* TO BE DONE *
Write out the records that appear below, verbatim and complete, but without pictures.

* ENTRIES SUPPLIED *
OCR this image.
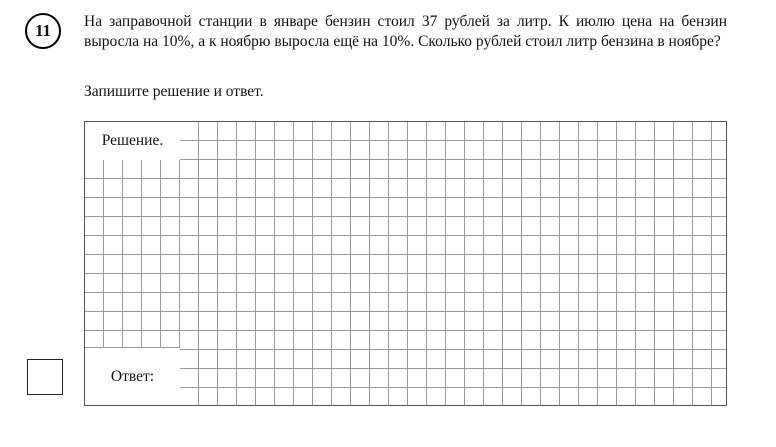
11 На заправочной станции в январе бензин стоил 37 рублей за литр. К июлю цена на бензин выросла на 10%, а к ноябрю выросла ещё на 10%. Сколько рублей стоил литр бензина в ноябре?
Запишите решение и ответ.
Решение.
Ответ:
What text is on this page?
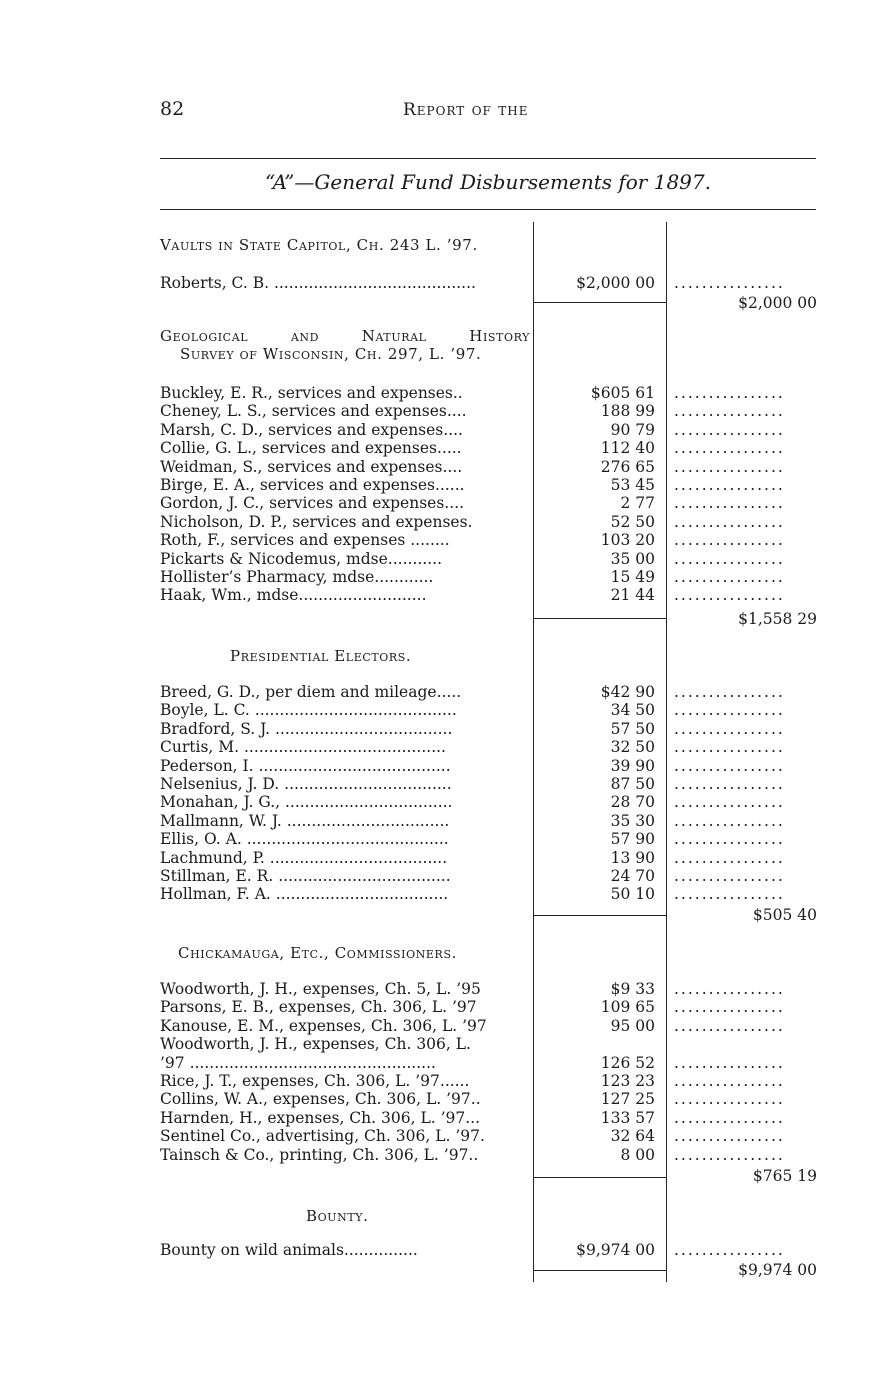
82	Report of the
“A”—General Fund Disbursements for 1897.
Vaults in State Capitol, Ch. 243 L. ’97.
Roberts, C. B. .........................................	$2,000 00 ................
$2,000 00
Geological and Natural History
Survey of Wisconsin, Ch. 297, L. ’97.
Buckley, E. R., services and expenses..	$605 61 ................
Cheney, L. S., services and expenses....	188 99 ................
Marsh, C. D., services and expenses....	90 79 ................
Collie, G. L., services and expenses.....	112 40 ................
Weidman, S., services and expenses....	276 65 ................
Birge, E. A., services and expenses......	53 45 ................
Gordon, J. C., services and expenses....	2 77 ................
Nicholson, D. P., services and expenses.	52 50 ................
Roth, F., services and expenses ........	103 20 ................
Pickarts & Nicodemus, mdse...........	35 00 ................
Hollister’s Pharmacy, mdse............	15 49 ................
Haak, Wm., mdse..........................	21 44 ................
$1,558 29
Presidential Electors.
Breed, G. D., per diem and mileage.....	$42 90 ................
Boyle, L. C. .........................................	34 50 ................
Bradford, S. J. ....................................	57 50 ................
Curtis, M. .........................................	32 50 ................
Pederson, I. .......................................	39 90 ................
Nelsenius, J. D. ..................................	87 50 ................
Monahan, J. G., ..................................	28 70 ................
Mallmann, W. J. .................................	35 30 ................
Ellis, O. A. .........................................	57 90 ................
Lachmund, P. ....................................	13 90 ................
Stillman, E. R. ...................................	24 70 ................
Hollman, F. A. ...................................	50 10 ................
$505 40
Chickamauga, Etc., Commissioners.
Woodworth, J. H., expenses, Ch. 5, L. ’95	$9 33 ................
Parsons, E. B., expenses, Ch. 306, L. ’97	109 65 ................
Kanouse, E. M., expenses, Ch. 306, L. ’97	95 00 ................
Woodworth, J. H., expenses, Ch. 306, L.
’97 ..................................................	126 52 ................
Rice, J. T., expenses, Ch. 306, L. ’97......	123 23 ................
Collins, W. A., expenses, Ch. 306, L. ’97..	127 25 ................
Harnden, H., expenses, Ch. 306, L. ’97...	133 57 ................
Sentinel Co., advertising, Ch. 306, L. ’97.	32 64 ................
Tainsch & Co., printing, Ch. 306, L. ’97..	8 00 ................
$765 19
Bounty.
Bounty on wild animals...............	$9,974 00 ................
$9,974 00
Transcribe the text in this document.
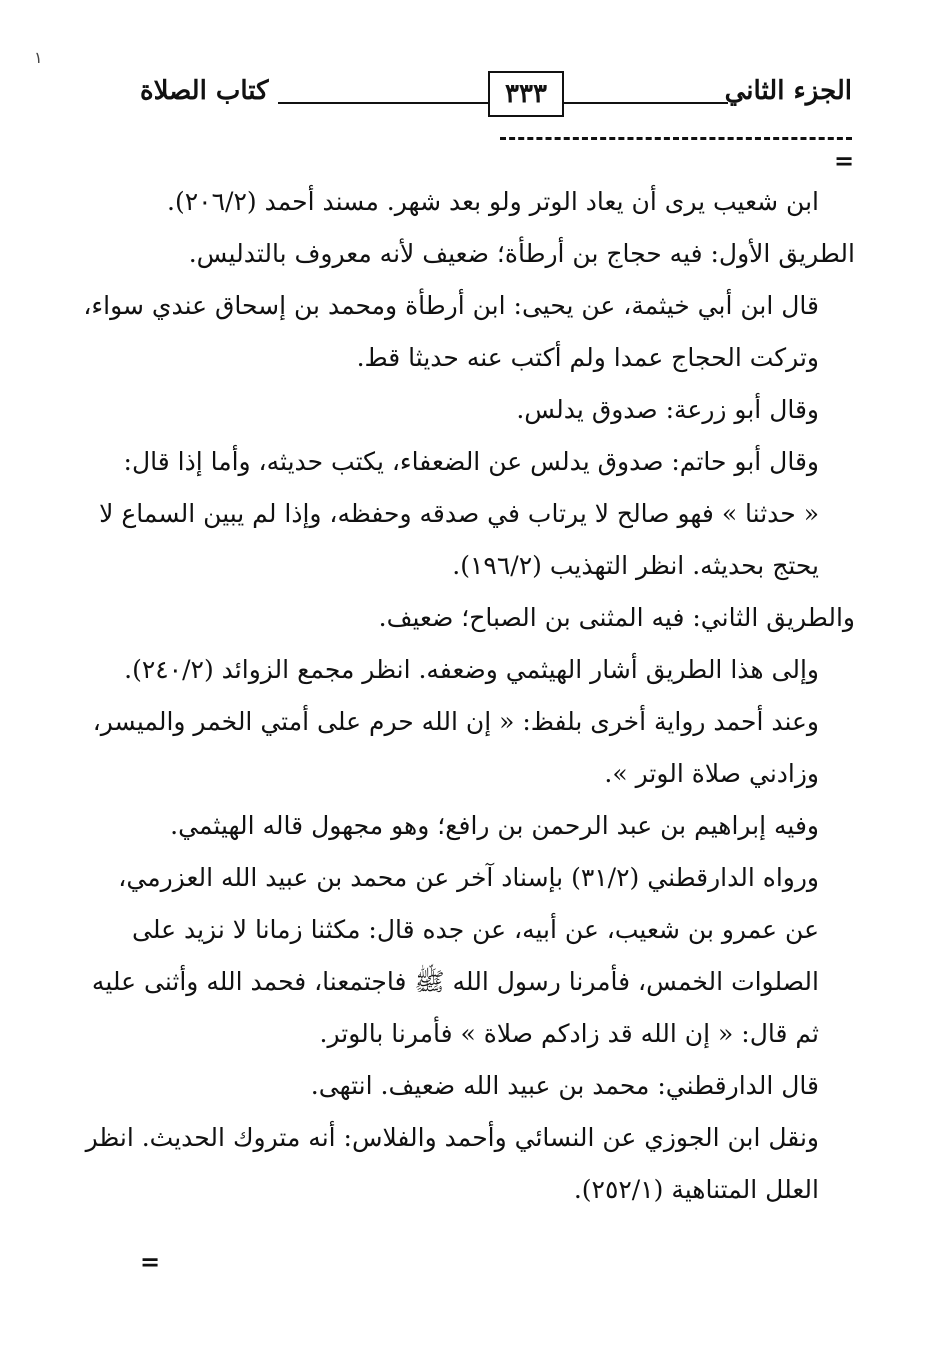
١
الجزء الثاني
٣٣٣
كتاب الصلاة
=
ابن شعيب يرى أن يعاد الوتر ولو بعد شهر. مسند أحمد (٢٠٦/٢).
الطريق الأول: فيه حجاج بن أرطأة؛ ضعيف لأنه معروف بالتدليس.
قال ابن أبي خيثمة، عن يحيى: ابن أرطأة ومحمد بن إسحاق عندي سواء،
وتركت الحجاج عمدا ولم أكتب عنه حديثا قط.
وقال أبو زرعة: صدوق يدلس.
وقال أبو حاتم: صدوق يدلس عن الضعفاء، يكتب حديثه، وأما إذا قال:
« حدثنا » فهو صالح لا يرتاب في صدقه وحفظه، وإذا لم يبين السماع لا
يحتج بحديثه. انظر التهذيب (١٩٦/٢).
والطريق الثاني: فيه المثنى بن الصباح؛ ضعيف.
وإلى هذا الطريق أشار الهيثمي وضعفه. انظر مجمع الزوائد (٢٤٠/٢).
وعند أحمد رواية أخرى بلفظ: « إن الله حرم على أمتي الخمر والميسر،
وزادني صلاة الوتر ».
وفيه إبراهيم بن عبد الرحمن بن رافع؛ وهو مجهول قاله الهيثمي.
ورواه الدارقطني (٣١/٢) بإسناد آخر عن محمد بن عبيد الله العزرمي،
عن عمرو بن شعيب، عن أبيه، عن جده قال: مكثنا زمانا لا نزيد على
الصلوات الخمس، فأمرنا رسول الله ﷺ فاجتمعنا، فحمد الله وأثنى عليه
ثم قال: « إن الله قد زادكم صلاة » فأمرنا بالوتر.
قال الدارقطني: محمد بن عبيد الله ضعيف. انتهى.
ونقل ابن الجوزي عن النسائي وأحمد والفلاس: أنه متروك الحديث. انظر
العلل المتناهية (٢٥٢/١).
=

* RESPONSE TO THE EXERCISE *
OCR this image.
11 На заправочной станции в январе бензин стоил 37 рублей за литр. К июлю цена на бензин выросла на 10%, а к ноябрю выросла ещё на 10%. Сколько рублей стоил литр бензина в ноябре?
Запишите решение и ответ.
Решение.
Ответ:
What text is on this page?
82	Report of the
“A”—General Fund Disbursements for 1897.
Vaults in State Capitol, Ch. 243 L. ’97.
Roberts, C. B. .........................................	$2,000 00 ................
$2,000 00
Geological and Natural History
Survey of Wisconsin, Ch. 297, L. ’97.
Buckley, E. R., services and expenses..	$605 61 ................
Cheney, L. S., services and expenses....	188 99 ................
Marsh, C. D., services and expenses....	90 79 ................
Collie, G. L., services and expenses.....	112 40 ................
Weidman, S., services and expenses....	276 65 ................
Birge, E. A., services and expenses......	53 45 ................
Gordon, J. C., services and expenses....	2 77 ................
Nicholson, D. P., services and expenses.	52 50 ................
Roth, F., services and expenses ........	103 20 ................
Pickarts & Nicodemus, mdse...........	35 00 ................
Hollister’s Pharmacy, mdse............	15 49 ................
Haak, Wm., mdse..........................	21 44 ................
$1,558 29
Presidential Electors.
Breed, G. D., per diem and mileage.....	$42 90 ................
Boyle, L. C. .........................................	34 50 ................
Bradford, S. J. ....................................	57 50 ................
Curtis, M. .........................................	32 50 ................
Pederson, I. .......................................	39 90 ................
Nelsenius, J. D. ..................................	87 50 ................
Monahan, J. G., ..................................	28 70 ................
Mallmann, W. J. .................................	35 30 ................
Ellis, O. A. .........................................	57 90 ................
Lachmund, P. ....................................	13 90 ................
Stillman, E. R. ...................................	24 70 ................
Hollman, F. A. ...................................	50 10 ................
$505 40
Chickamauga, Etc., Commissioners.
Woodworth, J. H., expenses, Ch. 5, L. ’95	$9 33 ................
Parsons, E. B., expenses, Ch. 306, L. ’97	109 65 ................
Kanouse, E. M., expenses, Ch. 306, L. ’97	95 00 ................
Woodworth, J. H., expenses, Ch. 306, L.
’97 ..................................................	126 52 ................
Rice, J. T., expenses, Ch. 306, L. ’97......	123 23 ................
Collins, W. A., expenses, Ch. 306, L. ’97..	127 25 ................
Harnden, H., expenses, Ch. 306, L. ’97...	133 57 ................
Sentinel Co., advertising, Ch. 306, L. ’97.	32 64 ................
Tainsch & Co., printing, Ch. 306, L. ’97..	8 00 ................
$765 19
Bounty.
Bounty on wild animals...............	$9,974 00 ................
$9,974 00
Transcribe the text in this document.
١
الجزء الثاني
٣٣٣
كتاب الصلاة
=
ابن شعيب يرى أن يعاد الوتر ولو بعد شهر. مسند أحمد (٢٠٦/٢).
الطريق الأول: فيه حجاج بن أرطأة؛ ضعيف لأنه معروف بالتدليس.
قال ابن أبي خيثمة، عن يحيى: ابن أرطأة ومحمد بن إسحاق عندي سواء،
وتركت الحجاج عمدا ولم أكتب عنه حديثا قط.
وقال أبو زرعة: صدوق يدلس.
وقال أبو حاتم: صدوق يدلس عن الضعفاء، يكتب حديثه، وأما إذا قال:
« حدثنا » فهو صالح لا يرتاب في صدقه وحفظه، وإذا لم يبين السماع لا
يحتج بحديثه. انظر التهذيب (١٩٦/٢).
والطريق الثاني: فيه المثنى بن الصباح؛ ضعيف.
وإلى هذا الطريق أشار الهيثمي وضعفه. انظر مجمع الزوائد (٢٤٠/٢).
وعند أحمد رواية أخرى بلفظ: « إن الله حرم على أمتي الخمر والميسر،
وزادني صلاة الوتر ».
وفيه إبراهيم بن عبد الرحمن بن رافع؛ وهو مجهول قاله الهيثمي.
ورواه الدارقطني (٣١/٢) بإسناد آخر عن محمد بن عبيد الله العزرمي،
عن عمرو بن شعيب، عن أبيه، عن جده قال: مكثنا زمانا لا نزيد على
الصلوات الخمس، فأمرنا رسول الله ﷺ فاجتمعنا، فحمد الله وأثنى عليه
ثم قال: « إن الله قد زادكم صلاة » فأمرنا بالوتر.
قال الدارقطني: محمد بن عبيد الله ضعيف. انتهى.
ونقل ابن الجوزي عن النسائي وأحمد والفلاس: أنه متروك الحديث. انظر
العلل المتناهية (٢٥٢/١).
=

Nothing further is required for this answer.